→ What the exercise asks: Copy all lines that contain the word "Tops".

→ Provided data:
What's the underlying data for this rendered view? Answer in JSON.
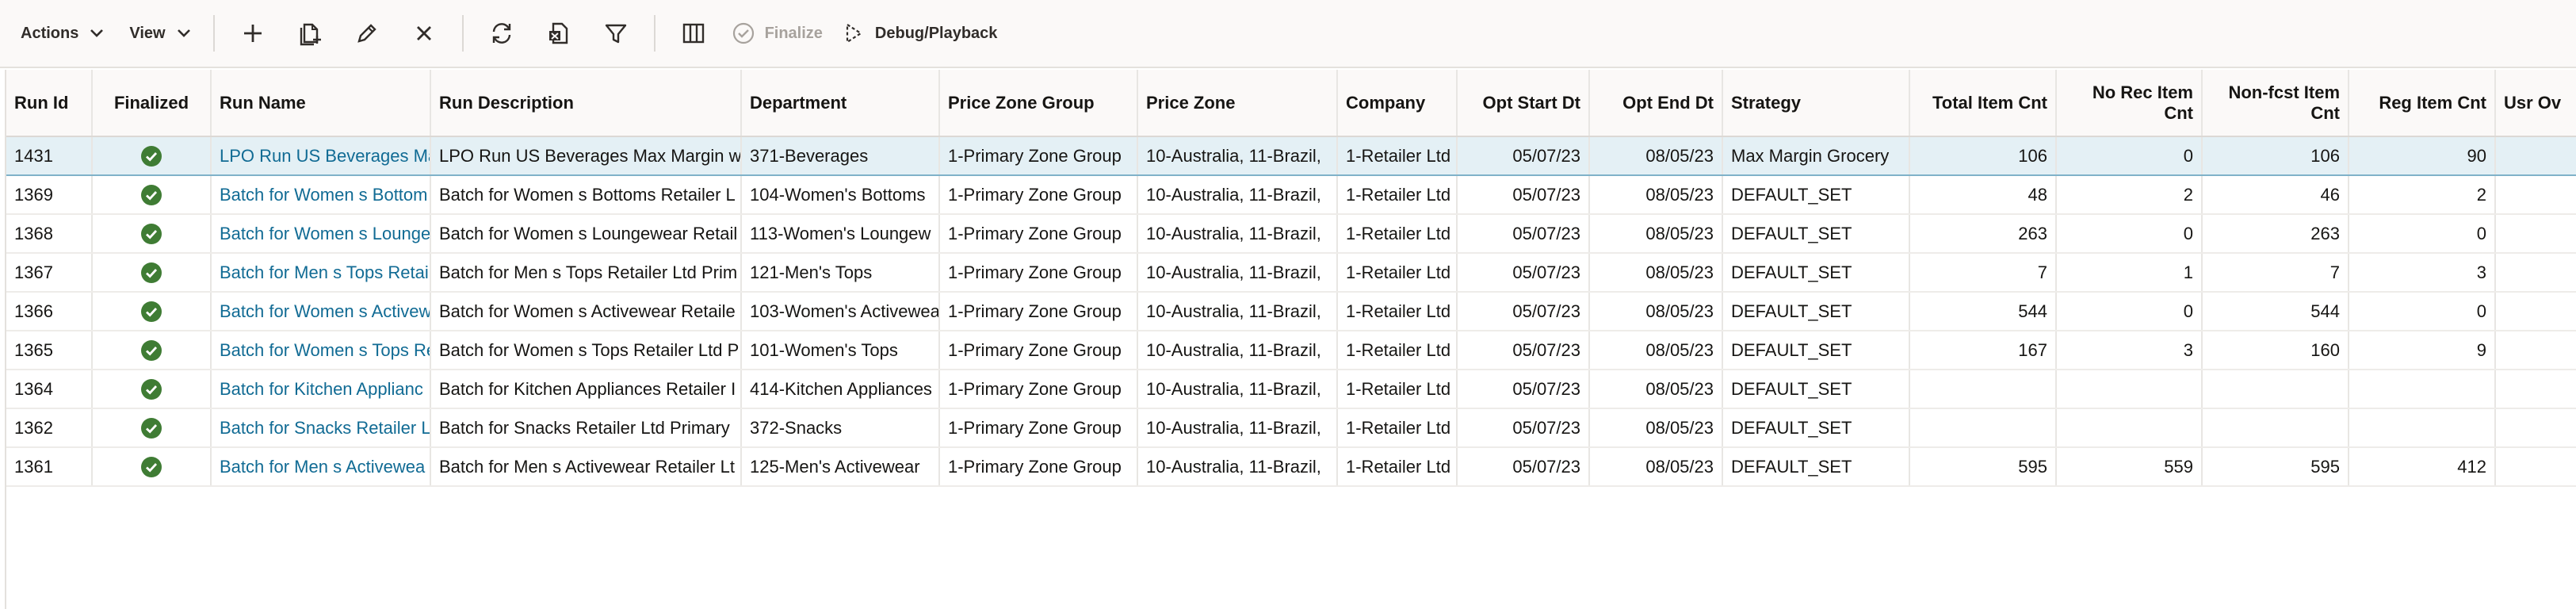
{
  "toolbar": {
    "actions_label": "Actions",
    "view_label": "View",
    "finalize_label": "Finalize",
    "debug_label": "Debug/Playback",
    "icons": [
      "add-icon",
      "duplicate-icon",
      "edit-icon",
      "delete-icon",
      "refresh-icon",
      "export-icon",
      "filter-icon",
      "columns-icon"
    ]
  },
  "table": {
    "headers": {
      "run_id": "Run Id",
      "finalized": "Finalized",
      "run_name": "Run Name",
      "run_description": "Run Description",
      "department": "Department",
      "price_zone_group": "Price Zone Group",
      "price_zone": "Price Zone",
      "company": "Company",
      "opt_start_dt": "Opt Start Dt",
      "opt_end_dt": "Opt End Dt",
      "strategy": "Strategy",
      "total_item_cnt": "Total Item Cnt",
      "no_rec_item_cnt_1": "No Rec Item",
      "no_rec_item_cnt_2": "Cnt",
      "non_fcst_item_cnt_1": "Non-fcst Item",
      "non_fcst_item_cnt_2": "Cnt",
      "reg_item_cnt": "Reg Item Cnt",
      "usr_ov": "Usr Ov"
    },
    "rows": [
      {
        "run_id": "1431",
        "run_name": "LPO Run US Beverages Ma",
        "run_description": "LPO Run US Beverages Max Margin w",
        "department": "371-Beverages",
        "price_zone_group": "1-Primary Zone Group",
        "price_zone": "10-Australia, 11-Brazil,",
        "company": "1-Retailer Ltd",
        "opt_start_dt": "05/07/23",
        "opt_end_dt": "08/05/23",
        "strategy": "Max Margin Grocery",
        "total": "106",
        "no_rec": "0",
        "non_fcst": "106",
        "reg": "90"
      },
      {
        "run_id": "1369",
        "run_name": "Batch for Women s Bottom",
        "run_description": "Batch for Women s Bottoms Retailer L",
        "department": "104-Women's Bottoms",
        "price_zone_group": "1-Primary Zone Group",
        "price_zone": "10-Australia, 11-Brazil,",
        "company": "1-Retailer Ltd",
        "opt_start_dt": "05/07/23",
        "opt_end_dt": "08/05/23",
        "strategy": "DEFAULT_SET",
        "total": "48",
        "no_rec": "2",
        "non_fcst": "46",
        "reg": "2"
      },
      {
        "run_id": "1368",
        "run_name": "Batch for Women s Lounge",
        "run_description": "Batch for Women s Loungewear Retail",
        "department": "113-Women's Loungew",
        "price_zone_group": "1-Primary Zone Group",
        "price_zone": "10-Australia, 11-Brazil,",
        "company": "1-Retailer Ltd",
        "opt_start_dt": "05/07/23",
        "opt_end_dt": "08/05/23",
        "strategy": "DEFAULT_SET",
        "total": "263",
        "no_rec": "0",
        "non_fcst": "263",
        "reg": "0"
      },
      {
        "run_id": "1367",
        "run_name": "Batch for Men s Tops Retai",
        "run_description": "Batch for Men s Tops Retailer Ltd Prim",
        "department": "121-Men's Tops",
        "price_zone_group": "1-Primary Zone Group",
        "price_zone": "10-Australia, 11-Brazil,",
        "company": "1-Retailer Ltd",
        "opt_start_dt": "05/07/23",
        "opt_end_dt": "08/05/23",
        "strategy": "DEFAULT_SET",
        "total": "7",
        "no_rec": "1",
        "non_fcst": "7",
        "reg": "3"
      },
      {
        "run_id": "1366",
        "run_name": "Batch for Women s Activew",
        "run_description": "Batch for Women s Activewear Retaile",
        "department": "103-Women's Activewea",
        "price_zone_group": "1-Primary Zone Group",
        "price_zone": "10-Australia, 11-Brazil,",
        "company": "1-Retailer Ltd",
        "opt_start_dt": "05/07/23",
        "opt_end_dt": "08/05/23",
        "strategy": "DEFAULT_SET",
        "total": "544",
        "no_rec": "0",
        "non_fcst": "544",
        "reg": "0"
      },
      {
        "run_id": "1365",
        "run_name": "Batch for Women s Tops Re",
        "run_description": "Batch for Women s Tops Retailer Ltd P",
        "department": "101-Women's Tops",
        "price_zone_group": "1-Primary Zone Group",
        "price_zone": "10-Australia, 11-Brazil,",
        "company": "1-Retailer Ltd",
        "opt_start_dt": "05/07/23",
        "opt_end_dt": "08/05/23",
        "strategy": "DEFAULT_SET",
        "total": "167",
        "no_rec": "3",
        "non_fcst": "160",
        "reg": "9"
      },
      {
        "run_id": "1364",
        "run_name": "Batch for Kitchen Applianc",
        "run_description": "Batch for Kitchen Appliances Retailer I",
        "department": "414-Kitchen Appliances",
        "price_zone_group": "1-Primary Zone Group",
        "price_zone": "10-Australia, 11-Brazil,",
        "company": "1-Retailer Ltd",
        "opt_start_dt": "05/07/23",
        "opt_end_dt": "08/05/23",
        "strategy": "DEFAULT_SET",
        "total": "",
        "no_rec": "",
        "non_fcst": "",
        "reg": ""
      },
      {
        "run_id": "1362",
        "run_name": "Batch for Snacks Retailer L",
        "run_description": "Batch for Snacks Retailer Ltd Primary",
        "department": "372-Snacks",
        "price_zone_group": "1-Primary Zone Group",
        "price_zone": "10-Australia, 11-Brazil,",
        "company": "1-Retailer Ltd",
        "opt_start_dt": "05/07/23",
        "opt_end_dt": "08/05/23",
        "strategy": "DEFAULT_SET",
        "total": "",
        "no_rec": "",
        "non_fcst": "",
        "reg": ""
      },
      {
        "run_id": "1361",
        "run_name": "Batch for Men s Activewea",
        "run_description": "Batch for Men s Activewear Retailer Lt",
        "department": "125-Men's Activewear",
        "price_zone_group": "1-Primary Zone Group",
        "price_zone": "10-Australia, 11-Brazil,",
        "company": "1-Retailer Ltd",
        "opt_start_dt": "05/07/23",
        "opt_end_dt": "08/05/23",
        "strategy": "DEFAULT_SET",
        "total": "595",
        "no_rec": "559",
        "non_fcst": "595",
        "reg": "412"
      }
    ]
  },
  "colors": {
    "finalized_check": "#3f7c34",
    "link": "#116b94",
    "selected_row": "#e4f0f5"
  }
}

→ Response:
        "run_name": "Batch for Men s Tops Retai",
        "run_description": "Batch for Men s Tops Retailer Ltd Prim",
        "department": "121-Men's Tops",
        "run_name": "Batch for Women s Tops Re",
        "run_description": "Batch for Women s Tops Retailer Ltd P",
        "department": "101-Women's Tops",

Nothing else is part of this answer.